__Raw data__
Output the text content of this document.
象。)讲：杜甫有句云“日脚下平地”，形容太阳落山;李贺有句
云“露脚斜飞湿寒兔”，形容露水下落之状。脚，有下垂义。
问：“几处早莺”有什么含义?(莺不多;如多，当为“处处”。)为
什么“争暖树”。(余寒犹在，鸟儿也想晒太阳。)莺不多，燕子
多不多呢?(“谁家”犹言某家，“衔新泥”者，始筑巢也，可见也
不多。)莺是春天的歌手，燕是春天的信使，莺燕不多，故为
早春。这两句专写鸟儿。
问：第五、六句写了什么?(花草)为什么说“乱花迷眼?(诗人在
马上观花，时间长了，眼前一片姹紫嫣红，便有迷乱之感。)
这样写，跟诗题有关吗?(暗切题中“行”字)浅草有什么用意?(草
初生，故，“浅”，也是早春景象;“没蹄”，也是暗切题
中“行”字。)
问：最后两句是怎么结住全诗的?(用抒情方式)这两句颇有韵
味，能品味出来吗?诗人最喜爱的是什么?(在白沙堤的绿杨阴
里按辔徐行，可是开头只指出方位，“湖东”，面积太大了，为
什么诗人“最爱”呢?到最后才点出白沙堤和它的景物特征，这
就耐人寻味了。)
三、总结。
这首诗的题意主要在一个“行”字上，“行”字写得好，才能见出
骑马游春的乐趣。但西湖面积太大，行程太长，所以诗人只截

__Your goal__
Reproduce each line of the material above precisely.

__Task result__
Output the text content of this document.
象。)讲：杜甫有句云“日脚下平地”，形容太阳落山;李贺有句
云“露脚斜飞湿寒兔”，形容露水下落之状。脚，有下垂义。
问：“几处早莺”有什么含义?(莺不多;如多，当为“处处”。)为
什么“争暖树”。(余寒犹在，鸟儿也想晒太阳。)莺不多，燕子
多不多呢?(“谁家”犹言某家，“衔新泥”者，始筑巢也，可见也
不多。)莺是春天的歌手，燕是春天的信使，莺燕不多，故为
早春。这两句专写鸟儿。
问：第五、六句写了什么?(花草)为什么说“乱花迷眼?(诗人在
马上观花，时间长了，眼前一片姹紫嫣红，便有迷乱之感。)
这样写，跟诗题有关吗?(暗切题中“行”字)浅草有什么用意?(草
初生，故，“浅”，也是早春景象;“没蹄”，也是暗切题
中“行”字。)
问：最后两句是怎么结住全诗的?(用抒情方式)这两句颇有韵
味，能品味出来吗?诗人最喜爱的是什么?(在白沙堤的绿杨阴
里按辔徐行，可是开头只指出方位，“湖东”，面积太大了，为
什么诗人“最爱”呢?到最后才点出白沙堤和它的景物特征，这
就耐人寻味了。)
三、总结。
这首诗的题意主要在一个“行”字上，“行”字写得好，才能见出
骑马游春的乐趣。但西湖面积太大，行程太长，所以诗人只截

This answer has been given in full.